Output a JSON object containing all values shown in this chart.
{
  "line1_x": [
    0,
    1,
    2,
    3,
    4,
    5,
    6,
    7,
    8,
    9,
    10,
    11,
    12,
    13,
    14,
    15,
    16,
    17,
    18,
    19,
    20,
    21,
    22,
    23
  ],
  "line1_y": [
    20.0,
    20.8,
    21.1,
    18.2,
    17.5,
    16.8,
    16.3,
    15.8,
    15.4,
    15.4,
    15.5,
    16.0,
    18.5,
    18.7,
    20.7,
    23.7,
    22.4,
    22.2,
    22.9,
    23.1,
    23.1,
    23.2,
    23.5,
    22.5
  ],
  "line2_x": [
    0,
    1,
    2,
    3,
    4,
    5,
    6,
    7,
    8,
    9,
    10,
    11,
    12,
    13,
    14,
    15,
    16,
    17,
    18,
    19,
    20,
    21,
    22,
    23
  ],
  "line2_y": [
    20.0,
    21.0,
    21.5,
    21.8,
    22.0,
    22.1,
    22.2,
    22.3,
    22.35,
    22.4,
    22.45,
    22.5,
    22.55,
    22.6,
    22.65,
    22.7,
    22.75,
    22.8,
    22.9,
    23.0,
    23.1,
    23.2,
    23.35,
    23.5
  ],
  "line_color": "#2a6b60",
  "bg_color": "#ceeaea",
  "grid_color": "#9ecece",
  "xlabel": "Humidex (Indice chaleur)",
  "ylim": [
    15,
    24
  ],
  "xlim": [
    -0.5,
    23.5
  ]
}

§ **Prompt**
Every line above should be written out again exactly as it stands.

§ **Written solution**
Output a JSON object containing all values shown in this chart.
{
  "line1_x": [
    0,
    1,
    2,
    3,
    4,
    5,
    6,
    7,
    8,
    9,
    10,
    11,
    12,
    13,
    14,
    15,
    16,
    17,
    18,
    19,
    20,
    21,
    22,
    23
  ],
  "line1_y": [
    20.0,
    20.8,
    21.1,
    18.2,
    17.5,
    16.8,
    16.3,
    15.8,
    15.4,
    15.4,
    15.5,
    16.0,
    18.5,
    18.7,
    20.7,
    23.7,
    22.4,
    22.2,
    22.9,
    23.1,
    23.1,
    23.2,
    23.5,
    22.5
  ],
  "line2_x": [
    0,
    1,
    2,
    3,
    4,
    5,
    6,
    7,
    8,
    9,
    10,
    11,
    12,
    13,
    14,
    15,
    16,
    17,
    18,
    19,
    20,
    21,
    22,
    23
  ],
  "line2_y": [
    20.0,
    21.0,
    21.5,
    21.8,
    22.0,
    22.1,
    22.2,
    22.3,
    22.35,
    22.4,
    22.45,
    22.5,
    22.55,
    22.6,
    22.65,
    22.7,
    22.75,
    22.8,
    22.9,
    23.0,
    23.1,
    23.2,
    23.35,
    23.5
  ],
  "line_color": "#2a6b60",
  "bg_color": "#ceeaea",
  "grid_color": "#9ecece",
  "xlabel": "Humidex (Indice chaleur)",
  "ylim": [
    15,
    24
  ],
  "xlim": [
    -0.5,
    23.5
  ]
}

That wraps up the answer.